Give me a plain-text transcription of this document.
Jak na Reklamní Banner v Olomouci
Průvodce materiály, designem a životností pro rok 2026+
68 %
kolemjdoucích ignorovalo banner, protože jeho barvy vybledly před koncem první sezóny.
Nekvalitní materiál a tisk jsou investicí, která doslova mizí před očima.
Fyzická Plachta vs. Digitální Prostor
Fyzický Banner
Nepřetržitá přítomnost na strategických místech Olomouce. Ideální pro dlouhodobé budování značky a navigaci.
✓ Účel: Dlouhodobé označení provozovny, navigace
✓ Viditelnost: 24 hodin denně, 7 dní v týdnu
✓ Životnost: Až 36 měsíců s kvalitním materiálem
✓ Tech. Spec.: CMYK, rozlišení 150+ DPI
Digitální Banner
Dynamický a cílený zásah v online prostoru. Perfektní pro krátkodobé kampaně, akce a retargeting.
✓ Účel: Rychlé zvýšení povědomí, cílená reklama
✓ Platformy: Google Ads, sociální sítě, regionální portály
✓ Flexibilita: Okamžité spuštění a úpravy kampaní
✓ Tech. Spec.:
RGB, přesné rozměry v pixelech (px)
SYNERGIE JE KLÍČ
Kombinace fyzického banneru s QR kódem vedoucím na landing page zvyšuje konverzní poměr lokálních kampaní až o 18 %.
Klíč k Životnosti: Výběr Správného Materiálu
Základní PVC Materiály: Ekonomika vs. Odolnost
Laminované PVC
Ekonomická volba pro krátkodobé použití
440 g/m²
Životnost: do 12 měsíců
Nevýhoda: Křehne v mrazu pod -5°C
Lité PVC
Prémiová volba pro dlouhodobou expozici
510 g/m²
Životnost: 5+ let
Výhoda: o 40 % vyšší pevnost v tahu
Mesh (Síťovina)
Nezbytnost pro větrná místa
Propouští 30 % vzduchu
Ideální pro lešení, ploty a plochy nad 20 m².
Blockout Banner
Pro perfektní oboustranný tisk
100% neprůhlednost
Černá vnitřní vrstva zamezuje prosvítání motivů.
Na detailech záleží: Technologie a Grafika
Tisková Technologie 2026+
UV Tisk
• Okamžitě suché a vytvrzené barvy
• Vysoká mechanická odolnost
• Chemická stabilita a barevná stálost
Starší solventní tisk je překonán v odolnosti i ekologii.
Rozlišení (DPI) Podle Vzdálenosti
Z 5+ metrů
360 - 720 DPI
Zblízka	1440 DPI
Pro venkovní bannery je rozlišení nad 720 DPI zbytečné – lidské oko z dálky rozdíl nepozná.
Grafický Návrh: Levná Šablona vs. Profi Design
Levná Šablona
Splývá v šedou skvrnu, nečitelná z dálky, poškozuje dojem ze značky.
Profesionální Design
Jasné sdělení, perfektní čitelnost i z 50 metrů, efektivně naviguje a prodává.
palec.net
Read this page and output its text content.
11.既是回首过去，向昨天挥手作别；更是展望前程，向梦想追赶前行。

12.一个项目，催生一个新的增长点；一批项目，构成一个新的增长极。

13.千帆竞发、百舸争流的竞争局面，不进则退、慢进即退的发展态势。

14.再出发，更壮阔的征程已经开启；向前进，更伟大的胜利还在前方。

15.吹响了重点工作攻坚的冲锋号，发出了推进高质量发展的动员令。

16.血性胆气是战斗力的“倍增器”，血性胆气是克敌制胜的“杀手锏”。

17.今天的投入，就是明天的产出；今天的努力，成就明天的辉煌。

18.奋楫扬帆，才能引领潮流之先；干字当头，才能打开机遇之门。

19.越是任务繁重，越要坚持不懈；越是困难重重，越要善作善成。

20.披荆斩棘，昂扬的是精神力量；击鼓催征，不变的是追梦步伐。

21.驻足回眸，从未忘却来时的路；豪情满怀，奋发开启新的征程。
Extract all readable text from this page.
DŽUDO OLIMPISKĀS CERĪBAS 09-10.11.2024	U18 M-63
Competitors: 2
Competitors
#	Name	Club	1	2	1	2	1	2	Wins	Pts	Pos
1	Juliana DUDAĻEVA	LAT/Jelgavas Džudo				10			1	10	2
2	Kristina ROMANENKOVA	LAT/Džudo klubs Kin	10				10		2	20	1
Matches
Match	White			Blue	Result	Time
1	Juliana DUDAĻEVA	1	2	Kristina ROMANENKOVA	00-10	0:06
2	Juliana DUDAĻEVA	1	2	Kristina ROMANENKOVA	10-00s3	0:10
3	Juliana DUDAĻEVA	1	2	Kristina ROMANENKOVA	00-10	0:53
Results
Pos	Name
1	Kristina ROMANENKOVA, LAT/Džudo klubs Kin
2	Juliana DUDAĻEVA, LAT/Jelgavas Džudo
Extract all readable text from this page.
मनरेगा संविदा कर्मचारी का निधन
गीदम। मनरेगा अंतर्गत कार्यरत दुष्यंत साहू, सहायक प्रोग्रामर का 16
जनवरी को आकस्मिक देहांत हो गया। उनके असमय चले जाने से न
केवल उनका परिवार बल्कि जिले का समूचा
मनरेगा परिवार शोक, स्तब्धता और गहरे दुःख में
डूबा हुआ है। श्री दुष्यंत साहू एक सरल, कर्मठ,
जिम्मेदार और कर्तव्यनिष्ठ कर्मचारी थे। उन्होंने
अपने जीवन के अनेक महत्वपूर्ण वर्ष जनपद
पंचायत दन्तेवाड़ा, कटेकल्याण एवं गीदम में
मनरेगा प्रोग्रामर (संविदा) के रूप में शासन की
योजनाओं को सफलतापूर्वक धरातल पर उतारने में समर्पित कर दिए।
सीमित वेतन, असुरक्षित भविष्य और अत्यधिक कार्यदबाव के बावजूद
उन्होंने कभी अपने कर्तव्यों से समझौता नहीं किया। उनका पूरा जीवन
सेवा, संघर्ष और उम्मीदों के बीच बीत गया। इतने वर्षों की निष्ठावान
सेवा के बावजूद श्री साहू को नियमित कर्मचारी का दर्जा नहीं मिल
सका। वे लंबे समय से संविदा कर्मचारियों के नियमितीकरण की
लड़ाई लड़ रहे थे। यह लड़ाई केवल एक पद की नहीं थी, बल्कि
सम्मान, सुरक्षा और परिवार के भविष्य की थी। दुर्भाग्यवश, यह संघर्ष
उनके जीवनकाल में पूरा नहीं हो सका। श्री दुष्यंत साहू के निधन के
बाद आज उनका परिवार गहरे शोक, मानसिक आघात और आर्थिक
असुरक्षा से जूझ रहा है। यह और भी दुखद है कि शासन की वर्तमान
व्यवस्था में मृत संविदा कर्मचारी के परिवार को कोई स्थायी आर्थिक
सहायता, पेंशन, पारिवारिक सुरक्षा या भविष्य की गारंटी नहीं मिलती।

**Problem to solve:** Restate every record exactly, leaving nothing out.

**Solution:**
Give me a plain-text transcription of this document.
Jak na Reklamní Banner v Olomouci
Průvodce materiály, designem a životností pro rok 2026+
68 %
kolemjdoucích ignorovalo banner, protože jeho barvy vybledly před koncem první sezóny.
Nekvalitní materiál a tisk jsou investicí, která doslova mizí před očima.
Fyzická Plachta vs. Digitální Prostor
Fyzický Banner
Nepřetržitá přítomnost na strategických místech Olomouce. Ideální pro dlouhodobé budování značky a navigaci.
✓ Účel: Dlouhodobé označení provozovny, navigace
✓ Viditelnost: 24 hodin denně, 7 dní v týdnu
✓ Životnost: Až 36 měsíců s kvalitním materiálem
✓ Tech. Spec.: CMYK, rozlišení 150+ DPI
Digitální Banner
Dynamický a cílený zásah v online prostoru. Perfektní pro krátkodobé kampaně, akce a retargeting.
✓ Účel: Rychlé zvýšení povědomí, cílená reklama
✓ Platformy: Google Ads, sociální sítě, regionální portály
✓ Flexibilita: Okamžité spuštění a úpravy kampaní
✓ Tech. Spec.:
RGB, přesné rozměry v pixelech (px)
SYNERGIE JE KLÍČ
Kombinace fyzického banneru s QR kódem vedoucím na landing page zvyšuje konverzní poměr lokálních kampaní až o 18 %.
Klíč k Životnosti: Výběr Správného Materiálu
Základní PVC Materiály: Ekonomika vs. Odolnost
Laminované PVC
Ekonomická volba pro krátkodobé použití
440 g/m²
Životnost: do 12 měsíců
Nevýhoda: Křehne v mrazu pod -5°C
Lité PVC
Prémiová volba pro dlouhodobou expozici
510 g/m²
Životnost: 5+ let
Výhoda: o 40 % vyšší pevnost v tahu
Mesh (Síťovina)
Nezbytnost pro větrná místa
Propouští 30 % vzduchu
Ideální pro lešení, ploty a plochy nad 20 m².
Blockout Banner
Pro perfektní oboustranný tisk
100% neprůhlednost
Černá vnitřní vrstva zamezuje prosvítání motivů.
Na detailech záleží: Technologie a Grafika
Tisková Technologie 2026+
UV Tisk
• Okamžitě suché a vytvrzené barvy
• Vysoká mechanická odolnost
• Chemická stabilita a barevná stálost
Starší solventní tisk je překonán v odolnosti i ekologii.
Rozlišení (DPI) Podle Vzdálenosti
Z 5+ metrů
360 - 720 DPI
Zblízka	1440 DPI
Pro venkovní bannery je rozlišení nad 720 DPI zbytečné – lidské oko z dálky rozdíl nepozná.
Grafický Návrh: Levná Šablona vs. Profi Design
Levná Šablona
Splývá v šedou skvrnu, nečitelná z dálky, poškozuje dojem ze značky.
Profesionální Design
Jasné sdělení, perfektní čitelnost i z 50 metrů, efektivně naviguje a prodává.
palec.net
Read this page and output its text content.
11.既是回首过去，向昨天挥手作别；更是展望前程，向梦想追赶前行。

12.一个项目，催生一个新的增长点；一批项目，构成一个新的增长极。

13.千帆竞发、百舸争流的竞争局面，不进则退、慢进即退的发展态势。

14.再出发，更壮阔的征程已经开启；向前进，更伟大的胜利还在前方。

15.吹响了重点工作攻坚的冲锋号，发出了推进高质量发展的动员令。

16.血性胆气是战斗力的“倍增器”，血性胆气是克敌制胜的“杀手锏”。

17.今天的投入，就是明天的产出；今天的努力，成就明天的辉煌。

18.奋楫扬帆，才能引领潮流之先；干字当头，才能打开机遇之门。

19.越是任务繁重，越要坚持不懈；越是困难重重，越要善作善成。

20.披荆斩棘，昂扬的是精神力量；击鼓催征，不变的是追梦步伐。

21.驻足回眸，从未忘却来时的路；豪情满怀，奋发开启新的征程。
Extract all readable text from this page.
DŽUDO OLIMPISKĀS CERĪBAS 09-10.11.2024	U18 M-63
Competitors: 2
Competitors
#	Name	Club	1	2	1	2	1	2	Wins	Pts	Pos
1	Juliana DUDAĻEVA	LAT/Jelgavas Džudo				10			1	10	2
2	Kristina ROMANENKOVA	LAT/Džudo klubs Kin	10				10		2	20	1
Matches
Match	White			Blue	Result	Time
1	Juliana DUDAĻEVA	1	2	Kristina ROMANENKOVA	00-10	0:06
2	Juliana DUDAĻEVA	1	2	Kristina ROMANENKOVA	10-00s3	0:10
3	Juliana DUDAĻEVA	1	2	Kristina ROMANENKOVA	00-10	0:53
Results
Pos	Name
1	Kristina ROMANENKOVA, LAT/Džudo klubs Kin
2	Juliana DUDAĻEVA, LAT/Jelgavas Džudo
Extract all readable text from this page.
मनरेगा संविदा कर्मचारी का निधन
गीदम। मनरेगा अंतर्गत कार्यरत दुष्यंत साहू, सहायक प्रोग्रामर का 16
जनवरी को आकस्मिक देहांत हो गया। उनके असमय चले जाने से न
केवल उनका परिवार बल्कि जिले का समूचा
मनरेगा परिवार शोक, स्तब्धता और गहरे दुःख में
डूबा हुआ है। श्री दुष्यंत साहू एक सरल, कर्मठ,
जिम्मेदार और कर्तव्यनिष्ठ कर्मचारी थे। उन्होंने
अपने जीवन के अनेक महत्वपूर्ण वर्ष जनपद
पंचायत दन्तेवाड़ा, कटेकल्याण एवं गीदम में
मनरेगा प्रोग्रामर (संविदा) के रूप में शासन की
योजनाओं को सफलतापूर्वक धरातल पर उतारने में समर्पित कर दिए।
सीमित वेतन, असुरक्षित भविष्य और अत्यधिक कार्यदबाव के बावजूद
उन्होंने कभी अपने कर्तव्यों से समझौता नहीं किया। उनका पूरा जीवन
सेवा, संघर्ष और उम्मीदों के बीच बीत गया। इतने वर्षों की निष्ठावान
सेवा के बावजूद श्री साहू को नियमित कर्मचारी का दर्जा नहीं मिल
सका। वे लंबे समय से संविदा कर्मचारियों के नियमितीकरण की
लड़ाई लड़ रहे थे। यह लड़ाई केवल एक पद की नहीं थी, बल्कि
सम्मान, सुरक्षा और परिवार के भविष्य की थी। दुर्भाग्यवश, यह संघर्ष
उनके जीवनकाल में पूरा नहीं हो सका। श्री दुष्यंत साहू के निधन के
बाद आज उनका परिवार गहरे शोक, मानसिक आघात और आर्थिक
असुरक्षा से जूझ रहा है। यह और भी दुखद है कि शासन की वर्तमान
व्यवस्था में मृत संविदा कर्मचारी के परिवार को कोई स्थायी आर्थिक
सहायता, पेंशन, पारिवारिक सुरक्षा या भविष्य की गारंटी नहीं मिलती।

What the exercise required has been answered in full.